━━ Information provided ━━

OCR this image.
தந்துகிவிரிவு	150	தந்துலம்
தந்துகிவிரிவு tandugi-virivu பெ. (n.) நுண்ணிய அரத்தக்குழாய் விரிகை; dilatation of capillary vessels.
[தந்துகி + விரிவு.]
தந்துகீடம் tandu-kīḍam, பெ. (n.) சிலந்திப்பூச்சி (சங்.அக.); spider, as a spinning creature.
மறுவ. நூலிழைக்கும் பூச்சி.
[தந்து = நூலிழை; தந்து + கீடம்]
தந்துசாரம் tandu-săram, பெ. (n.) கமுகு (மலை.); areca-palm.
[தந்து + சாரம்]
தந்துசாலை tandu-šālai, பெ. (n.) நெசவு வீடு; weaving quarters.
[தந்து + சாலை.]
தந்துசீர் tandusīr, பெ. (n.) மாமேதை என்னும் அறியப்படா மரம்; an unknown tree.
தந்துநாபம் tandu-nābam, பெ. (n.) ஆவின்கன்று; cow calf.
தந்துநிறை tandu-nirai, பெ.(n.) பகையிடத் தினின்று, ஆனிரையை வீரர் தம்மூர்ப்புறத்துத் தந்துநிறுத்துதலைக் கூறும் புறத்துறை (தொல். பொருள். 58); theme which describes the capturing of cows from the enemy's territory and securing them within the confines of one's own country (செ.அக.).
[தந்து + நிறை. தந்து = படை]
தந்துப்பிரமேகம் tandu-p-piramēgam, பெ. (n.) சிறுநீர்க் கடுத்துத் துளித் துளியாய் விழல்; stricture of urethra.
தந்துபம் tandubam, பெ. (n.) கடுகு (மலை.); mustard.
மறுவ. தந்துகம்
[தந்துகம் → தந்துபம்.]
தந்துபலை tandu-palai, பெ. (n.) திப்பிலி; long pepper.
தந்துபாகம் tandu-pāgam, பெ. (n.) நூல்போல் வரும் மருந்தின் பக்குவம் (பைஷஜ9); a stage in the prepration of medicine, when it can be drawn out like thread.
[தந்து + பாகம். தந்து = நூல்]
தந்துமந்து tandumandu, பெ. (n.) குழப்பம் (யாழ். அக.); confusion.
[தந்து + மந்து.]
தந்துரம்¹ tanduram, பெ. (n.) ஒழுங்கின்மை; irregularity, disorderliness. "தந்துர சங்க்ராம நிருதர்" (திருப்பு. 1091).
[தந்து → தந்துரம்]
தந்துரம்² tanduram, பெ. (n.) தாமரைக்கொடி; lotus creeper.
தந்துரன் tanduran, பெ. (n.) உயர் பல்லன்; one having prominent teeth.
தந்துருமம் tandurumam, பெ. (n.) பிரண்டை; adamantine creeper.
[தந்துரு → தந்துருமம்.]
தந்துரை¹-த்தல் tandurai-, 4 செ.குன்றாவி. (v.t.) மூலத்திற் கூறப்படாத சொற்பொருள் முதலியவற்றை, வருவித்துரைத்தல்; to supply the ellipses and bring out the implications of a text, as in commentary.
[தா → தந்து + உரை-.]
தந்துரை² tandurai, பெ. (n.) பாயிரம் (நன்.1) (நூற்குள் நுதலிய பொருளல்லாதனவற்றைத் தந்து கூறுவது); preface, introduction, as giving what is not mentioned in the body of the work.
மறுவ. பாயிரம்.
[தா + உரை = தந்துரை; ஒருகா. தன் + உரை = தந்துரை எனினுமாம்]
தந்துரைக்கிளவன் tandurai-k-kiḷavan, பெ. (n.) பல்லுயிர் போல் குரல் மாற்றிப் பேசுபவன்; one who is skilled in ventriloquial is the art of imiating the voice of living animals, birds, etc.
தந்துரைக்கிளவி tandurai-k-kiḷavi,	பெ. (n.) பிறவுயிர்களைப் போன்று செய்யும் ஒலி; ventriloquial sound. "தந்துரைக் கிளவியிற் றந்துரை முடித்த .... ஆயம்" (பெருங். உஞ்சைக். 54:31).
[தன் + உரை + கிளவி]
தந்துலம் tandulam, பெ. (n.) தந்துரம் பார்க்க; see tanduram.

━━━

* [Work to do]
Find and copy each line above that includes the string "tanduram".

* [Worked answer]
தந்துரம்¹ tanduram, பெ. (n.) ஒழுங்கின்மை; irregularity, disorderliness. "தந்துர சங்க்ராம நிருதர்" (திருப்பு. 1091).
தந்துரம்² tanduram, பெ. (n.) தாமரைக்கொடி; lotus creeper.
தந்துலம் tandulam, பெ. (n.) தந்துரம் பார்க்க; see tanduram.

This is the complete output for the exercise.